— start —
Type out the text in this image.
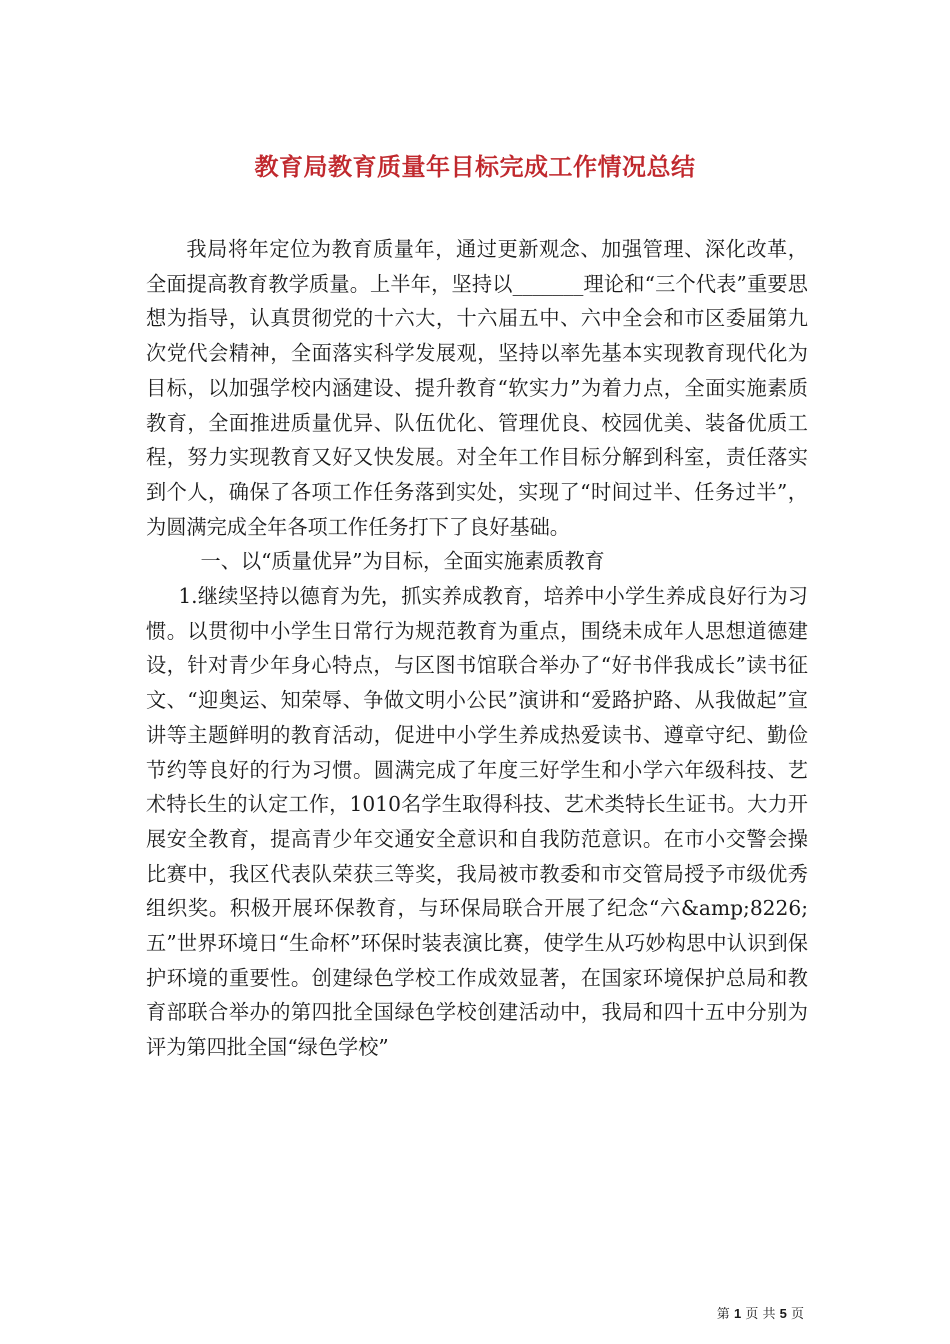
教育局教育质量年目标完成工作情况总结

我局将年定位为教育质量年，通过更新观念、加强管理、深化改革，全面提高教育教学质量。上半年，坚持以_______理论和“三个代表”重要思想为指导，认真贯彻党的十六大，十六届五中、六中全会和市区委届第九次党代会精神，全面落实科学发展观，坚持以率先基本实现教育现代化为目标，以加强学校内涵建设、提升教育“软实力”为着力点，全面实施素质教育，全面推进质量优异、队伍优化、管理优良、校园优美、装备优质工程，努力实现教育又好又快发展。对全年工作目标分解到科室，责任落实到个人，确保了各项工作任务落到实处，实现了“时间过半、任务过半”，为圆满完成全年各项工作任务打下了良好基础。

一、以“质量优异”为目标，全面实施素质教育

1.继续坚持以德育为先，抓实养成教育，培养中小学生养成良好行为习惯。以贯彻中小学生日常行为规范教育为重点，围绕未成年人思想道德建设，针对青少年身心特点，与区图书馆联合举办了“好书伴我成长”读书征文、“迎奥运、知荣辱、争做文明小公民”演讲和“爱路护路、从我做起”宣讲等主题鲜明的教育活动，促进中小学生养成热爱读书、遵章守纪、勤俭节约等良好的行为习惯。圆满完成了年度三好学生和小学六年级科技、艺术特长生的认定工作，1010名学生取得科技、艺术类特长生证书。大力开展安全教育，提高青少年交通安全意识和自我防范意识。在市小交警会操比赛中，我区代表队荣获三等奖，我局被市教委和市交管局授予市级优秀组织奖。积极开展环保教育，与环保局联合开展了纪念“六&amp;8226;五”世界环境日“生命杯”环保时装表演比赛，使学生从巧妙构思中认识到保护环境的重要性。创建绿色学校工作成效显著，在国家环境保护总局和教育部联合举办的第四批全国绿色学校创建活动中，我局和四十五中分别为评为第四批全国“绿色学校”

第 1 页 共 5 页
— end —
> **EXERCISE REQUIREMENTS**
Write out the material above again, word for word, minus its pictures.

> **RESPONSE TO THIS EXERCISE**
Type out the text in this image.
教育局教育质量年目标完成工作情况总结

我局将年定位为教育质量年，通过更新观念、加强管理、深化改革，全面提高教育教学质量。上半年，坚持以_______理论和“三个代表”重要思想为指导，认真贯彻党的十六大，十六届五中、六中全会和市区委届第九次党代会精神，全面落实科学发展观，坚持以率先基本实现教育现代化为目标，以加强学校内涵建设、提升教育“软实力”为着力点，全面实施素质教育，全面推进质量优异、队伍优化、管理优良、校园优美、装备优质工程，努力实现教育又好又快发展。对全年工作目标分解到科室，责任落实到个人，确保了各项工作任务落到实处，实现了“时间过半、任务过半”，为圆满完成全年各项工作任务打下了良好基础。

一、以“质量优异”为目标，全面实施素质教育

1.继续坚持以德育为先，抓实养成教育，培养中小学生养成良好行为习惯。以贯彻中小学生日常行为规范教育为重点，围绕未成年人思想道德建设，针对青少年身心特点，与区图书馆联合举办了“好书伴我成长”读书征文、“迎奥运、知荣辱、争做文明小公民”演讲和“爱路护路、从我做起”宣讲等主题鲜明的教育活动，促进中小学生养成热爱读书、遵章守纪、勤俭节约等良好的行为习惯。圆满完成了年度三好学生和小学六年级科技、艺术特长生的认定工作，1010名学生取得科技、艺术类特长生证书。大力开展安全教育，提高青少年交通安全意识和自我防范意识。在市小交警会操比赛中，我区代表队荣获三等奖，我局被市教委和市交管局授予市级优秀组织奖。积极开展环保教育，与环保局联合开展了纪念“六&amp;8226;五”世界环境日“生命杯”环保时装表演比赛，使学生从巧妙构思中认识到保护环境的重要性。创建绿色学校工作成效显著，在国家环境保护总局和教育部联合举办的第四批全国绿色学校创建活动中，我局和四十五中分别为评为第四批全国“绿色学校”

第 1 页 共 5 页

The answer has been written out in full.